— begin RECORD LIST —
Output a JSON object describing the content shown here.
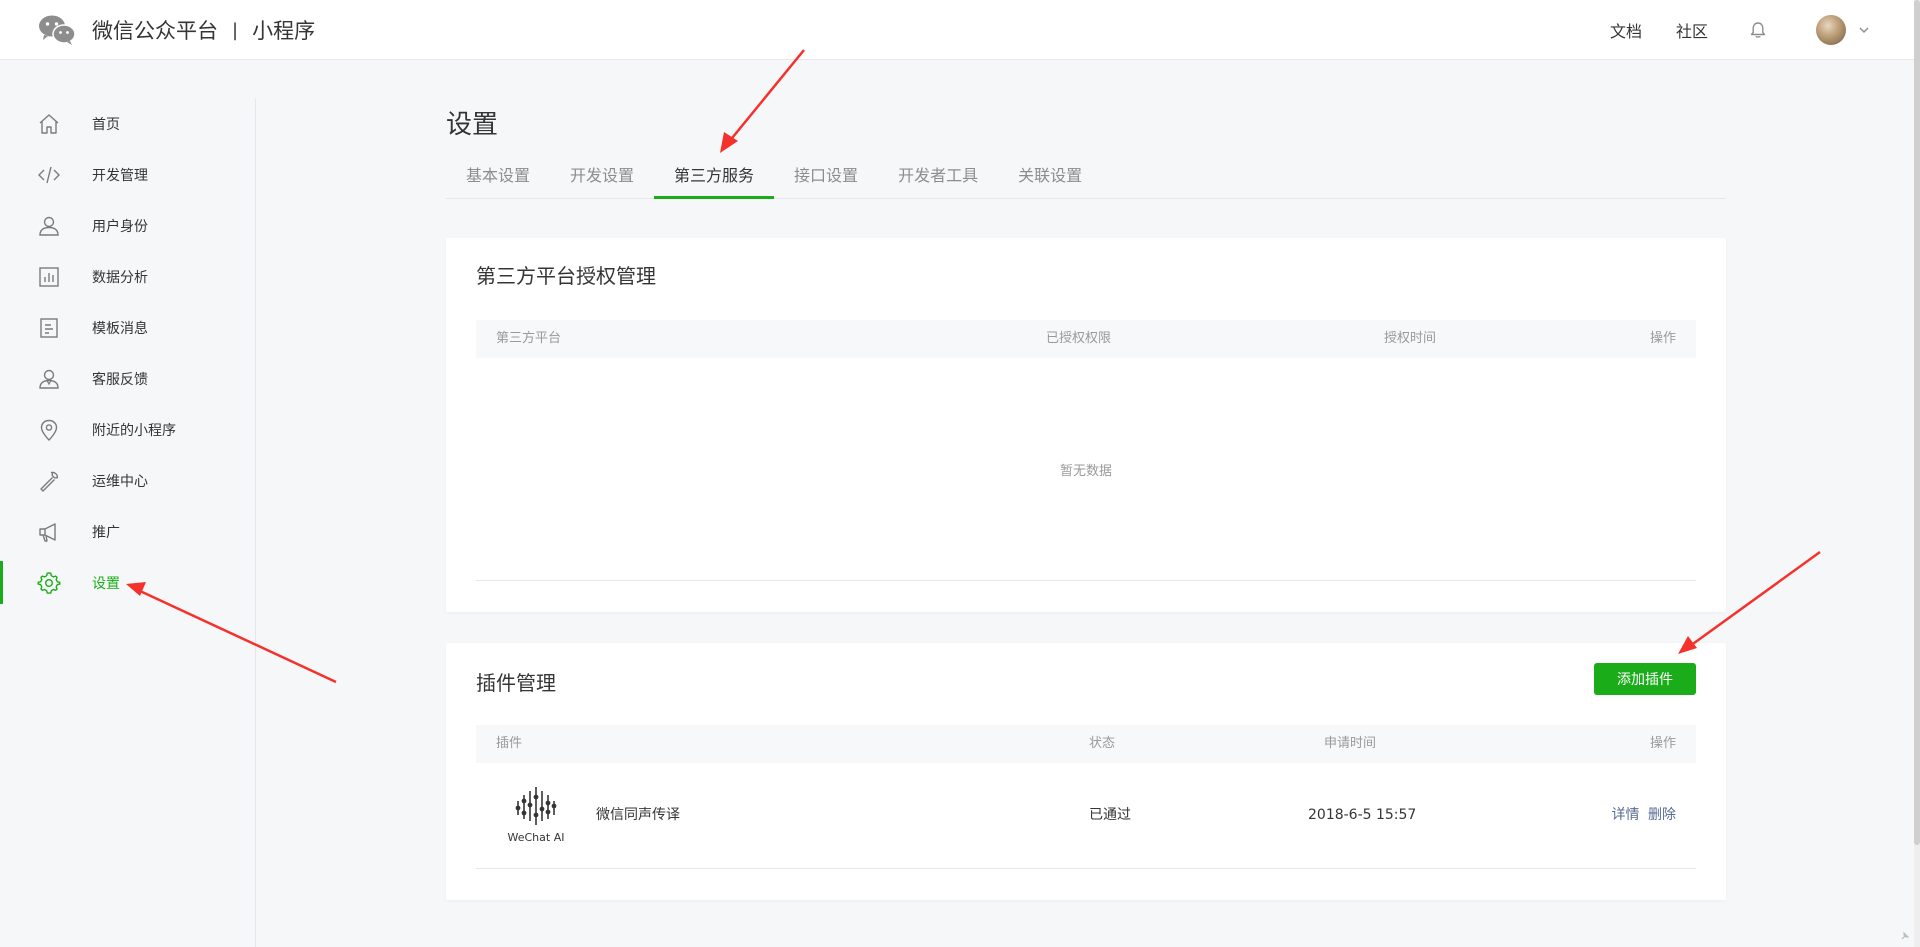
{
  "header": {
    "brand_name": "微信公众平台",
    "separator": "|",
    "brand_sub": "小程序",
    "links": [
      "文档",
      "社区"
    ],
    "icons": [
      "wechat-logo-icon",
      "bell-icon",
      "avatar",
      "chevron-down-icon"
    ]
  },
  "sidebar": {
    "items": [
      {
        "label": "首页",
        "icon": "home-icon"
      },
      {
        "label": "开发管理",
        "icon": "code-icon"
      },
      {
        "label": "用户身份",
        "icon": "user-icon"
      },
      {
        "label": "数据分析",
        "icon": "chart-icon"
      },
      {
        "label": "模板消息",
        "icon": "document-icon"
      },
      {
        "label": "客服反馈",
        "icon": "customer-service-icon"
      },
      {
        "label": "附近的小程序",
        "icon": "location-pin-icon"
      },
      {
        "label": "运维中心",
        "icon": "wrench-icon"
      },
      {
        "label": "推广",
        "icon": "megaphone-icon"
      },
      {
        "label": "设置",
        "icon": "gear-icon",
        "active": true
      }
    ]
  },
  "main": {
    "title": "设置",
    "tabs": [
      {
        "label": "基本设置"
      },
      {
        "label": "开发设置"
      },
      {
        "label": "第三方服务",
        "active": true
      },
      {
        "label": "接口设置"
      },
      {
        "label": "开发者工具"
      },
      {
        "label": "关联设置"
      }
    ],
    "third_party": {
      "title": "第三方平台授权管理",
      "columns": [
        "第三方平台",
        "已授权权限",
        "授权时间",
        "操作"
      ],
      "empty_text": "暂无数据"
    },
    "plugins": {
      "title": "插件管理",
      "add_button": "添加插件",
      "columns": [
        "插件",
        "状态",
        "申请时间",
        "操作"
      ],
      "rows": [
        {
          "logo_text": "WeChat AI",
          "name": "微信同声传译",
          "status": "已通过",
          "time": "2018-6-5 15:57",
          "actions": [
            "详情",
            "删除"
          ]
        }
      ]
    }
  },
  "colors": {
    "accent": "#1aad19",
    "link": "#576b95",
    "annotation_arrow": "#f5312c"
  }
}
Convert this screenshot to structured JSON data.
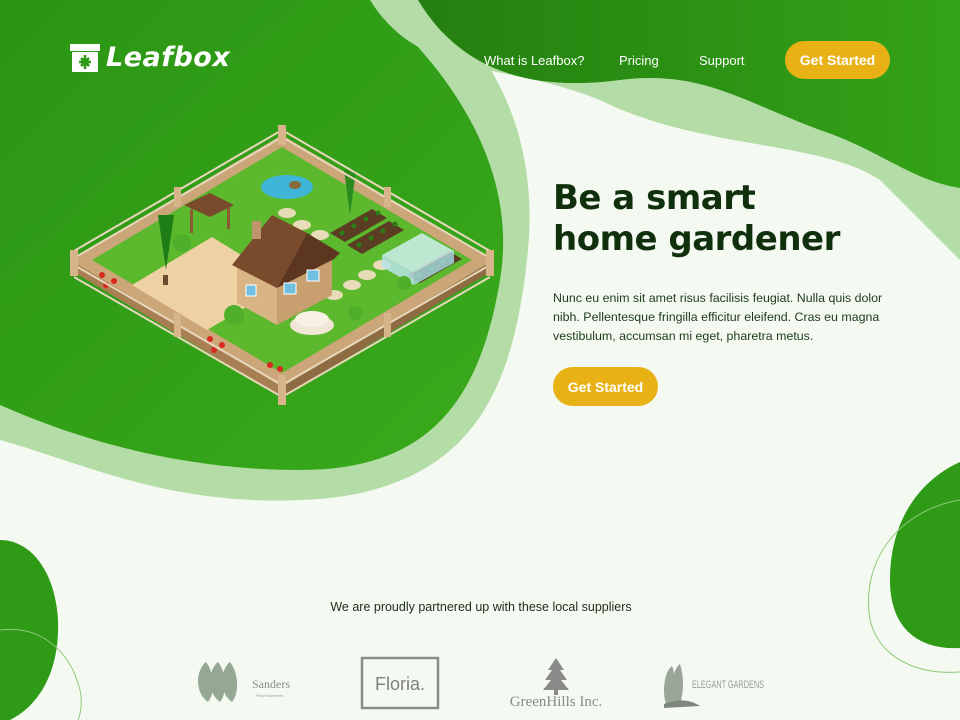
{
  "brand": {
    "name": "Leafbox"
  },
  "nav": {
    "links": [
      "What is Leafbox?",
      "Pricing",
      "Support"
    ],
    "cta": "Get Started"
  },
  "hero": {
    "title_line1": "Be a smart",
    "title_line2": "home gardener",
    "body": "Nunc eu enim sit amet risus facilisis feugiat. Nulla quis dolor nibh. Pellentesque fringilla efficitur eleifend. Cras eu magna vestibulum, accumsan mi eget, pharetra metus.",
    "cta": "Get Started"
  },
  "partners": {
    "title": "We are proudly partnered up with these local suppliers",
    "logos": [
      {
        "name": "Sanders",
        "tagline": "Plant Nurseries"
      },
      {
        "name": "Floria."
      },
      {
        "name": "GreenHills Inc."
      },
      {
        "name": "ELEGANT GARDENS"
      }
    ]
  },
  "colors": {
    "primary_green": "#2e9a16",
    "dark_green": "#1f7a0f",
    "light_green": "#a8d59a",
    "accent_yellow": "#e8b115",
    "background": "#f4faf1",
    "heading": "#10300d"
  }
}
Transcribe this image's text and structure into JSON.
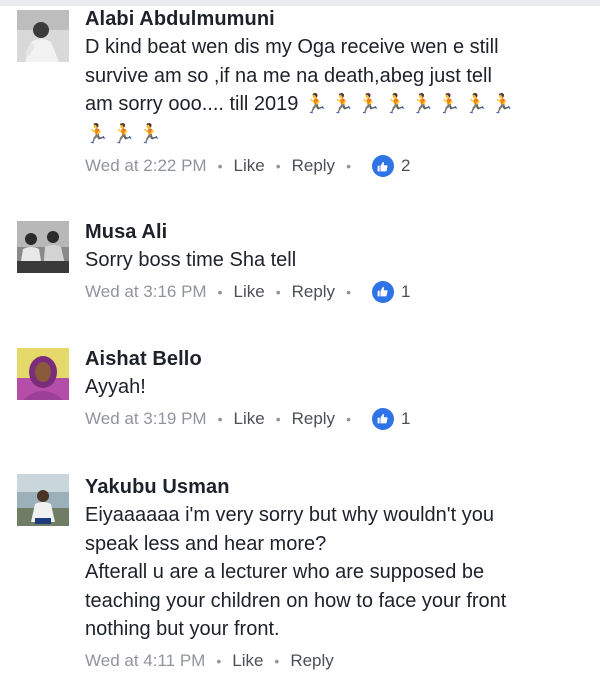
{
  "comments": [
    {
      "author": "Alabi Abdulmumuni",
      "text_lines": [
        "D kind beat wen dis my Oga receive wen e  still",
        "survive am so ,if na me na death,abeg just tell",
        "am sorry ooo.... till 2019"
      ],
      "emoji_icon": "person-running-icon",
      "emoji_counts": {
        "line3": 8,
        "line4": 3
      },
      "time": "Wed at 2:22 PM",
      "like_label": "Like",
      "reply_label": "Reply",
      "reaction_count": "2"
    },
    {
      "author": "Musa Ali",
      "text_lines": [
        "Sorry boss time Sha tell"
      ],
      "time": "Wed at 3:16 PM",
      "like_label": "Like",
      "reply_label": "Reply",
      "reaction_count": "1"
    },
    {
      "author": "Aishat Bello",
      "text_lines": [
        "Ayyah!"
      ],
      "time": "Wed at 3:19 PM",
      "like_label": "Like",
      "reply_label": "Reply",
      "reaction_count": "1"
    },
    {
      "author": "Yakubu Usman",
      "text_lines": [
        "Eiyaaaaaa i'm very sorry but why wouldn't you",
        "speak less and hear more?",
        "Afterall u are a lecturer who are supposed be",
        "teaching your children on how to face your front",
        "nothing but your front."
      ],
      "time": "Wed at 4:11 PM",
      "like_label": "Like",
      "reply_label": "Reply"
    }
  ],
  "colors": {
    "name": "#1d2129",
    "meta": "#90949c",
    "like_badge": "#2f74e6"
  }
}
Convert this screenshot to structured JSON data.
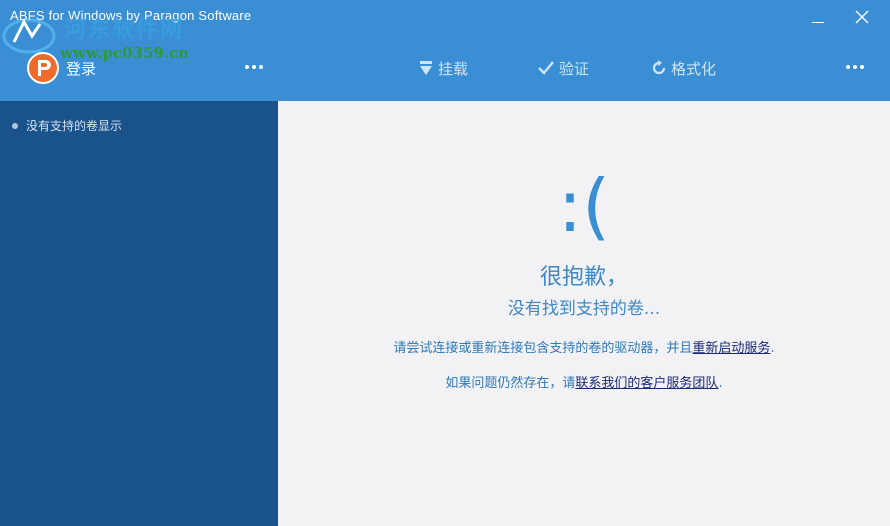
{
  "window": {
    "title": "ABFS for Windows by Paragon Software",
    "watermark_text": "河东软件网",
    "watermark_url": "www.pc0359.cn"
  },
  "toolbar": {
    "login_label": "登录",
    "mount_label": "挂载",
    "verify_label": "验证",
    "format_label": "格式化"
  },
  "sidebar": {
    "items": [
      {
        "label": "没有支持的卷显示"
      }
    ]
  },
  "main": {
    "emoticon": ":(",
    "sorry": "很抱歉，",
    "no_volume": "没有找到支持的卷...",
    "line1_prefix": "请尝试连接或重新连接包含支持的卷的驱动器，并且",
    "line1_link": "重新启动服务",
    "line1_suffix": ".",
    "line2_prefix": "如果问题仍然存在，请",
    "line2_link": "联系我们的客户服务团队",
    "line2_suffix": "."
  },
  "colors": {
    "titlebar": "#3a8ed4",
    "sidebar": "#1a528c",
    "content_bg": "#f2f1f4",
    "accent_text": "#3e88c5",
    "link": "#1a2a78"
  }
}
— end RECORD LIST —
PROMPT – Print each line of the material above exactly, with the pictures removed from your copy.

COMPLETE RESPONSE –
Output a JSON object describing the content shown here.
{
  "header": {
    "brand_name": "微信公众平台",
    "separator": "|",
    "brand_sub": "小程序",
    "links": [
      "文档",
      "社区"
    ],
    "icons": [
      "wechat-logo-icon",
      "bell-icon",
      "avatar",
      "chevron-down-icon"
    ]
  },
  "sidebar": {
    "items": [
      {
        "label": "首页",
        "icon": "home-icon"
      },
      {
        "label": "开发管理",
        "icon": "code-icon"
      },
      {
        "label": "用户身份",
        "icon": "user-icon"
      },
      {
        "label": "数据分析",
        "icon": "chart-icon"
      },
      {
        "label": "模板消息",
        "icon": "document-icon"
      },
      {
        "label": "客服反馈",
        "icon": "customer-service-icon"
      },
      {
        "label": "附近的小程序",
        "icon": "location-pin-icon"
      },
      {
        "label": "运维中心",
        "icon": "wrench-icon"
      },
      {
        "label": "推广",
        "icon": "megaphone-icon"
      },
      {
        "label": "设置",
        "icon": "gear-icon",
        "active": true
      }
    ]
  },
  "main": {
    "title": "设置",
    "tabs": [
      {
        "label": "基本设置"
      },
      {
        "label": "开发设置"
      },
      {
        "label": "第三方服务",
        "active": true
      },
      {
        "label": "接口设置"
      },
      {
        "label": "开发者工具"
      },
      {
        "label": "关联设置"
      }
    ],
    "third_party": {
      "title": "第三方平台授权管理",
      "columns": [
        "第三方平台",
        "已授权权限",
        "授权时间",
        "操作"
      ],
      "empty_text": "暂无数据"
    },
    "plugins": {
      "title": "插件管理",
      "add_button": "添加插件",
      "columns": [
        "插件",
        "状态",
        "申请时间",
        "操作"
      ],
      "rows": [
        {
          "logo_text": "WeChat AI",
          "name": "微信同声传译",
          "status": "已通过",
          "time": "2018-6-5 15:57",
          "actions": [
            "详情",
            "删除"
          ]
        }
      ]
    }
  },
  "colors": {
    "accent": "#1aad19",
    "link": "#576b95",
    "annotation_arrow": "#f5312c"
  }
}
Convert this screenshot to structured JSON data.
{
  "brand": {
    "name": "Leafbox"
  },
  "nav": {
    "links": [
      "What is Leafbox?",
      "Pricing",
      "Support"
    ],
    "cta": "Get Started"
  },
  "hero": {
    "title_line1": "Be a smart",
    "title_line2": "home gardener",
    "body": "Nunc eu enim sit amet risus facilisis feugiat. Nulla quis dolor nibh. Pellentesque fringilla efficitur eleifend. Cras eu magna vestibulum, accumsan mi eget, pharetra metus.",
    "cta": "Get Started"
  },
  "partners": {
    "title": "We are proudly partnered up with these local suppliers",
    "logos": [
      {
        "name": "Sanders",
        "tagline": "Plant Nurseries"
      },
      {
        "name": "Floria."
      },
      {
        "name": "GreenHills Inc."
      },
      {
        "name": "ELEGANT GARDENS"
      }
    ]
  },
  "colors": {
    "primary_green": "#2e9a16",
    "dark_green": "#1f7a0f",
    "light_green": "#a8d59a",
    "accent_yellow": "#e8b115",
    "background": "#f4faf1",
    "heading": "#10300d"
  }
}
Transcribe this image's text and structure into JSON.
{
  "comments": [
    {
      "author": "Alabi Abdulmumuni",
      "text_lines": [
        "D kind beat wen dis my Oga receive wen e  still",
        "survive am so ,if na me na death,abeg just tell",
        "am sorry ooo.... till 2019"
      ],
      "emoji_icon": "person-running-icon",
      "emoji_counts": {
        "line3": 8,
        "line4": 3
      },
      "time": "Wed at 2:22 PM",
      "like_label": "Like",
      "reply_label": "Reply",
      "reaction_count": "2"
    },
    {
      "author": "Musa Ali",
      "text_lines": [
        "Sorry boss time Sha tell"
      ],
      "time": "Wed at 3:16 PM",
      "like_label": "Like",
      "reply_label": "Reply",
      "reaction_count": "1"
    },
    {
      "author": "Aishat Bello",
      "text_lines": [
        "Ayyah!"
      ],
      "time": "Wed at 3:19 PM",
      "like_label": "Like",
      "reply_label": "Reply",
      "reaction_count": "1"
    },
    {
      "author": "Yakubu Usman",
      "text_lines": [
        "Eiyaaaaaa i'm very sorry but why wouldn't you",
        "speak less and hear more?",
        "Afterall u are a lecturer who are supposed be",
        "teaching your children on how to face your front",
        "nothing but your front."
      ],
      "time": "Wed at 4:11 PM",
      "like_label": "Like",
      "reply_label": "Reply"
    }
  ],
  "colors": {
    "name": "#1d2129",
    "meta": "#90949c",
    "like_badge": "#2f74e6"
  }
}
Convert this screenshot to structured JSON data.
{
  "window": {
    "title": "ABFS for Windows by Paragon Software",
    "watermark_text": "河东软件网",
    "watermark_url": "www.pc0359.cn"
  },
  "toolbar": {
    "login_label": "登录",
    "mount_label": "挂载",
    "verify_label": "验证",
    "format_label": "格式化"
  },
  "sidebar": {
    "items": [
      {
        "label": "没有支持的卷显示"
      }
    ]
  },
  "main": {
    "emoticon": ":(",
    "sorry": "很抱歉，",
    "no_volume": "没有找到支持的卷...",
    "line1_prefix": "请尝试连接或重新连接包含支持的卷的驱动器，并且",
    "line1_link": "重新启动服务",
    "line1_suffix": ".",
    "line2_prefix": "如果问题仍然存在，请",
    "line2_link": "联系我们的客户服务团队",
    "line2_suffix": "."
  },
  "colors": {
    "titlebar": "#3a8ed4",
    "sidebar": "#1a528c",
    "content_bg": "#f2f1f4",
    "accent_text": "#3e88c5",
    "link": "#1a2a78"
  }
}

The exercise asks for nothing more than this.